[TASK TO COMPLETE] Write out every entry exactly as it appears.

══ DATA TO USE ══

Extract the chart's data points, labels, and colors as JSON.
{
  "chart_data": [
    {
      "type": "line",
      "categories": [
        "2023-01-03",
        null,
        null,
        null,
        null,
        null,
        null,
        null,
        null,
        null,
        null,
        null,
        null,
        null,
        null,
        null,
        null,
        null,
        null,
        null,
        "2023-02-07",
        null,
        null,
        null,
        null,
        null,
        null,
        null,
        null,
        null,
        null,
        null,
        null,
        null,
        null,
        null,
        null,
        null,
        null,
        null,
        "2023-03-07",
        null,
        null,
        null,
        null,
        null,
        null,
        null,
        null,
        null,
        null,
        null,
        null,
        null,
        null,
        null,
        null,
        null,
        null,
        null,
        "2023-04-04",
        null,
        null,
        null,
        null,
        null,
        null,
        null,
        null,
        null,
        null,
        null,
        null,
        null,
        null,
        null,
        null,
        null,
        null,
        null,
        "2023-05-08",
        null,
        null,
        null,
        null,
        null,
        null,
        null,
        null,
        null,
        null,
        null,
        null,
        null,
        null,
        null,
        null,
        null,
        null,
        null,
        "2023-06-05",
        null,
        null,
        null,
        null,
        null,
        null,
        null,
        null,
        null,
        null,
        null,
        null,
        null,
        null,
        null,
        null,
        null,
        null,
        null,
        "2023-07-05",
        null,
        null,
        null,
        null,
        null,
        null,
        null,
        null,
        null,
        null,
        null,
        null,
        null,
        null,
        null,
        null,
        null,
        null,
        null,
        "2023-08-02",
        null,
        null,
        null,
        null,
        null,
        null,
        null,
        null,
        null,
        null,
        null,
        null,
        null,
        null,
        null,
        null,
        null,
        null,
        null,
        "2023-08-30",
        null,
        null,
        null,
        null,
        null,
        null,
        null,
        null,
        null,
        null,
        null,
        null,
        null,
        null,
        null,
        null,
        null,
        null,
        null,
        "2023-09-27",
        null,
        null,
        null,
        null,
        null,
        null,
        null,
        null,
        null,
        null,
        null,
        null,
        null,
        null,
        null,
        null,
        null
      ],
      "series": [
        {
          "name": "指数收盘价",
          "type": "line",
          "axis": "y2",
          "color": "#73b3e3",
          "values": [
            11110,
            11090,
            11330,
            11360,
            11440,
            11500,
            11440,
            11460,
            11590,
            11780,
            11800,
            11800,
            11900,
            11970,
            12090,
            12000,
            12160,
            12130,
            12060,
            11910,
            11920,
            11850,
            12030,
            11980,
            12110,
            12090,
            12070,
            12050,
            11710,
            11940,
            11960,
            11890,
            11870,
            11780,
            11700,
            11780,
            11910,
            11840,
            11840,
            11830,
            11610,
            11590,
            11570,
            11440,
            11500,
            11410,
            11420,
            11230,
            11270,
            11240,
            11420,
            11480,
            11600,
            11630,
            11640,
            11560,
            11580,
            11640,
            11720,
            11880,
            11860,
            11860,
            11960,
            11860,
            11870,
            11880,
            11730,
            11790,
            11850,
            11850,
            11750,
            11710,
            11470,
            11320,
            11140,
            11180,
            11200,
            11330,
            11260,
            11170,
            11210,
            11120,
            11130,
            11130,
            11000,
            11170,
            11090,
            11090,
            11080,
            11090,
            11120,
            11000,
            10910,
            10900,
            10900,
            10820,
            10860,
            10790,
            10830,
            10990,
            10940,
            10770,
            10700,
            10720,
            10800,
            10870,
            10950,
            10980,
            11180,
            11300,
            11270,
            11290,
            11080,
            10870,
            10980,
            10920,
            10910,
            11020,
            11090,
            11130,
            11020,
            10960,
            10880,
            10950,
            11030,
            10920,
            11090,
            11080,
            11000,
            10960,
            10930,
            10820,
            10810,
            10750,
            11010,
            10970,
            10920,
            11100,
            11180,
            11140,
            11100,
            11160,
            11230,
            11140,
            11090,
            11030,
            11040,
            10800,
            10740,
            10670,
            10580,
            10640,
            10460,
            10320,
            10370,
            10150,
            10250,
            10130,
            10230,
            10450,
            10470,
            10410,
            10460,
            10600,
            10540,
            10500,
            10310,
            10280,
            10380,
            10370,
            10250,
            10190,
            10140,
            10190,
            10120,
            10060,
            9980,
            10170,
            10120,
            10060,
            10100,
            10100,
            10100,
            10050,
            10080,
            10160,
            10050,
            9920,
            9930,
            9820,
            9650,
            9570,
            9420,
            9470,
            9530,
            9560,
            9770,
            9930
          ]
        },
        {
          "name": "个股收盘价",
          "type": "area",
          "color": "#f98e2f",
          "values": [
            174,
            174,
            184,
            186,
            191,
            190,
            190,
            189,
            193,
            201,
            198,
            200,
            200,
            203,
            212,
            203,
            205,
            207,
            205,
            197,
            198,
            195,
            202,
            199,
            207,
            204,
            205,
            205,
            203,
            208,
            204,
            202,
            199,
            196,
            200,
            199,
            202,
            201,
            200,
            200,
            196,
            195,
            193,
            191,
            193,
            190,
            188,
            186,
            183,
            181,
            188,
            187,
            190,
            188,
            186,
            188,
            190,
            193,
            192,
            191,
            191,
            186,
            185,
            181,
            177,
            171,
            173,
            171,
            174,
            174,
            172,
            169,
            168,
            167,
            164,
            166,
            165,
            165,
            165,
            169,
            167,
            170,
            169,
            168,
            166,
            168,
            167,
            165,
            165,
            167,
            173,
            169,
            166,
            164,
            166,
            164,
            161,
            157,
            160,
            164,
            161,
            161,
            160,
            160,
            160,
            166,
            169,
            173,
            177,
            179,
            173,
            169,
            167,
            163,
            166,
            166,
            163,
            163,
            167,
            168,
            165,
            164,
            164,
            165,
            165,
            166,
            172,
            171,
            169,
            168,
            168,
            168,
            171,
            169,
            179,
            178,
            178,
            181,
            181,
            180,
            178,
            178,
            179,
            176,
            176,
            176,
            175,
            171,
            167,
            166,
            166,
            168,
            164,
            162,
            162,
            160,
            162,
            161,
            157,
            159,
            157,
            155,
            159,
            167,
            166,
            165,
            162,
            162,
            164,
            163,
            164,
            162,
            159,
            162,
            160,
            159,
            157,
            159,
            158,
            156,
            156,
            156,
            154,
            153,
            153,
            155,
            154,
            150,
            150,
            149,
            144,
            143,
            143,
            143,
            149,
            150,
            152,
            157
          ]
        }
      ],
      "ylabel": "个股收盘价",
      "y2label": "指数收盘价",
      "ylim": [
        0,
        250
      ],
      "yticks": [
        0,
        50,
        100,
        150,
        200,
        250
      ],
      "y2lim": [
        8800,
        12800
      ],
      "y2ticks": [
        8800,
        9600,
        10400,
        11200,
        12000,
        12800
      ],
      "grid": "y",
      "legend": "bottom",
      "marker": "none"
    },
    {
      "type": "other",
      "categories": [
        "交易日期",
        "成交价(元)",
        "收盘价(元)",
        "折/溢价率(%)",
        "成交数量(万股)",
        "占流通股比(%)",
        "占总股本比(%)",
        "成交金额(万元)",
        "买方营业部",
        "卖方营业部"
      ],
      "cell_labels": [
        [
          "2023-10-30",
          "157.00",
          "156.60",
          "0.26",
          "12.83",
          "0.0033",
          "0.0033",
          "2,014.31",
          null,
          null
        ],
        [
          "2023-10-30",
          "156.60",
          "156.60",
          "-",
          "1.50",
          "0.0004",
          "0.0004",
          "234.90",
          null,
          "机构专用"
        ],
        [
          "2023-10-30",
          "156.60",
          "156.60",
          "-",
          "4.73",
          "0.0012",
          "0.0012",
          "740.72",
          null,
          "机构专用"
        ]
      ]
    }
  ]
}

═══

[ANSWER FOR THE TASK]
Extract the chart's data points, labels, and colors as JSON.
{
  "chart_data": [
    {
      "type": "line",
      "categories": [
        "2023-01-03",
        null,
        null,
        null,
        null,
        null,
        null,
        null,
        null,
        null,
        null,
        null,
        null,
        null,
        null,
        null,
        null,
        null,
        null,
        null,
        "2023-02-07",
        null,
        null,
        null,
        null,
        null,
        null,
        null,
        null,
        null,
        null,
        null,
        null,
        null,
        null,
        null,
        null,
        null,
        null,
        null,
        "2023-03-07",
        null,
        null,
        null,
        null,
        null,
        null,
        null,
        null,
        null,
        null,
        null,
        null,
        null,
        null,
        null,
        null,
        null,
        null,
        null,
        "2023-04-04",
        null,
        null,
        null,
        null,
        null,
        null,
        null,
        null,
        null,
        null,
        null,
        null,
        null,
        null,
        null,
        null,
        null,
        null,
        null,
        "2023-05-08",
        null,
        null,
        null,
        null,
        null,
        null,
        null,
        null,
        null,
        null,
        null,
        null,
        null,
        null,
        null,
        null,
        null,
        null,
        null,
        "2023-06-05",
        null,
        null,
        null,
        null,
        null,
        null,
        null,
        null,
        null,
        null,
        null,
        null,
        null,
        null,
        null,
        null,
        null,
        null,
        null,
        "2023-07-05",
        null,
        null,
        null,
        null,
        null,
        null,
        null,
        null,
        null,
        null,
        null,
        null,
        null,
        null,
        null,
        null,
        null,
        null,
        null,
        "2023-08-02",
        null,
        null,
        null,
        null,
        null,
        null,
        null,
        null,
        null,
        null,
        null,
        null,
        null,
        null,
        null,
        null,
        null,
        null,
        null,
        "2023-08-30",
        null,
        null,
        null,
        null,
        null,
        null,
        null,
        null,
        null,
        null,
        null,
        null,
        null,
        null,
        null,
        null,
        null,
        null,
        null,
        "2023-09-27",
        null,
        null,
        null,
        null,
        null,
        null,
        null,
        null,
        null,
        null,
        null,
        null,
        null,
        null,
        null,
        null,
        null
      ],
      "series": [
        {
          "name": "指数收盘价",
          "type": "line",
          "axis": "y2",
          "color": "#73b3e3",
          "values": [
            11110,
            11090,
            11330,
            11360,
            11440,
            11500,
            11440,
            11460,
            11590,
            11780,
            11800,
            11800,
            11900,
            11970,
            12090,
            12000,
            12160,
            12130,
            12060,
            11910,
            11920,
            11850,
            12030,
            11980,
            12110,
            12090,
            12070,
            12050,
            11710,
            11940,
            11960,
            11890,
            11870,
            11780,
            11700,
            11780,
            11910,
            11840,
            11840,
            11830,
            11610,
            11590,
            11570,
            11440,
            11500,
            11410,
            11420,
            11230,
            11270,
            11240,
            11420,
            11480,
            11600,
            11630,
            11640,
            11560,
            11580,
            11640,
            11720,
            11880,
            11860,
            11860,
            11960,
            11860,
            11870,
            11880,
            11730,
            11790,
            11850,
            11850,
            11750,
            11710,
            11470,
            11320,
            11140,
            11180,
            11200,
            11330,
            11260,
            11170,
            11210,
            11120,
            11130,
            11130,
            11000,
            11170,
            11090,
            11090,
            11080,
            11090,
            11120,
            11000,
            10910,
            10900,
            10900,
            10820,
            10860,
            10790,
            10830,
            10990,
            10940,
            10770,
            10700,
            10720,
            10800,
            10870,
            10950,
            10980,
            11180,
            11300,
            11270,
            11290,
            11080,
            10870,
            10980,
            10920,
            10910,
            11020,
            11090,
            11130,
            11020,
            10960,
            10880,
            10950,
            11030,
            10920,
            11090,
            11080,
            11000,
            10960,
            10930,
            10820,
            10810,
            10750,
            11010,
            10970,
            10920,
            11100,
            11180,
            11140,
            11100,
            11160,
            11230,
            11140,
            11090,
            11030,
            11040,
            10800,
            10740,
            10670,
            10580,
            10640,
            10460,
            10320,
            10370,
            10150,
            10250,
            10130,
            10230,
            10450,
            10470,
            10410,
            10460,
            10600,
            10540,
            10500,
            10310,
            10280,
            10380,
            10370,
            10250,
            10190,
            10140,
            10190,
            10120,
            10060,
            9980,
            10170,
            10120,
            10060,
            10100,
            10100,
            10100,
            10050,
            10080,
            10160,
            10050,
            9920,
            9930,
            9820,
            9650,
            9570,
            9420,
            9470,
            9530,
            9560,
            9770,
            9930
          ]
        },
        {
          "name": "个股收盘价",
          "type": "area",
          "color": "#f98e2f",
          "values": [
            174,
            174,
            184,
            186,
            191,
            190,
            190,
            189,
            193,
            201,
            198,
            200,
            200,
            203,
            212,
            203,
            205,
            207,
            205,
            197,
            198,
            195,
            202,
            199,
            207,
            204,
            205,
            205,
            203,
            208,
            204,
            202,
            199,
            196,
            200,
            199,
            202,
            201,
            200,
            200,
            196,
            195,
            193,
            191,
            193,
            190,
            188,
            186,
            183,
            181,
            188,
            187,
            190,
            188,
            186,
            188,
            190,
            193,
            192,
            191,
            191,
            186,
            185,
            181,
            177,
            171,
            173,
            171,
            174,
            174,
            172,
            169,
            168,
            167,
            164,
            166,
            165,
            165,
            165,
            169,
            167,
            170,
            169,
            168,
            166,
            168,
            167,
            165,
            165,
            167,
            173,
            169,
            166,
            164,
            166,
            164,
            161,
            157,
            160,
            164,
            161,
            161,
            160,
            160,
            160,
            166,
            169,
            173,
            177,
            179,
            173,
            169,
            167,
            163,
            166,
            166,
            163,
            163,
            167,
            168,
            165,
            164,
            164,
            165,
            165,
            166,
            172,
            171,
            169,
            168,
            168,
            168,
            171,
            169,
            179,
            178,
            178,
            181,
            181,
            180,
            178,
            178,
            179,
            176,
            176,
            176,
            175,
            171,
            167,
            166,
            166,
            168,
            164,
            162,
            162,
            160,
            162,
            161,
            157,
            159,
            157,
            155,
            159,
            167,
            166,
            165,
            162,
            162,
            164,
            163,
            164,
            162,
            159,
            162,
            160,
            159,
            157,
            159,
            158,
            156,
            156,
            156,
            154,
            153,
            153,
            155,
            154,
            150,
            150,
            149,
            144,
            143,
            143,
            143,
            149,
            150,
            152,
            157
          ]
        }
      ],
      "ylabel": "个股收盘价",
      "y2label": "指数收盘价",
      "ylim": [
        0,
        250
      ],
      "yticks": [
        0,
        50,
        100,
        150,
        200,
        250
      ],
      "y2lim": [
        8800,
        12800
      ],
      "y2ticks": [
        8800,
        9600,
        10400,
        11200,
        12000,
        12800
      ],
      "grid": "y",
      "legend": "bottom",
      "marker": "none"
    },
    {
      "type": "other",
      "categories": [
        "交易日期",
        "成交价(元)",
        "收盘价(元)",
        "折/溢价率(%)",
        "成交数量(万股)",
        "占流通股比(%)",
        "占总股本比(%)",
        "成交金额(万元)",
        "买方营业部",
        "卖方营业部"
      ],
      "cell_labels": [
        [
          "2023-10-30",
          "157.00",
          "156.60",
          "0.26",
          "12.83",
          "0.0033",
          "0.0033",
          "2,014.31",
          null,
          null
        ],
        [
          "2023-10-30",
          "156.60",
          "156.60",
          "-",
          "1.50",
          "0.0004",
          "0.0004",
          "234.90",
          null,
          "机构专用"
        ],
        [
          "2023-10-30",
          "156.60",
          "156.60",
          "-",
          "4.73",
          "0.0012",
          "0.0012",
          "740.72",
          null,
          "机构专用"
        ]
      ]
    }
  ]
}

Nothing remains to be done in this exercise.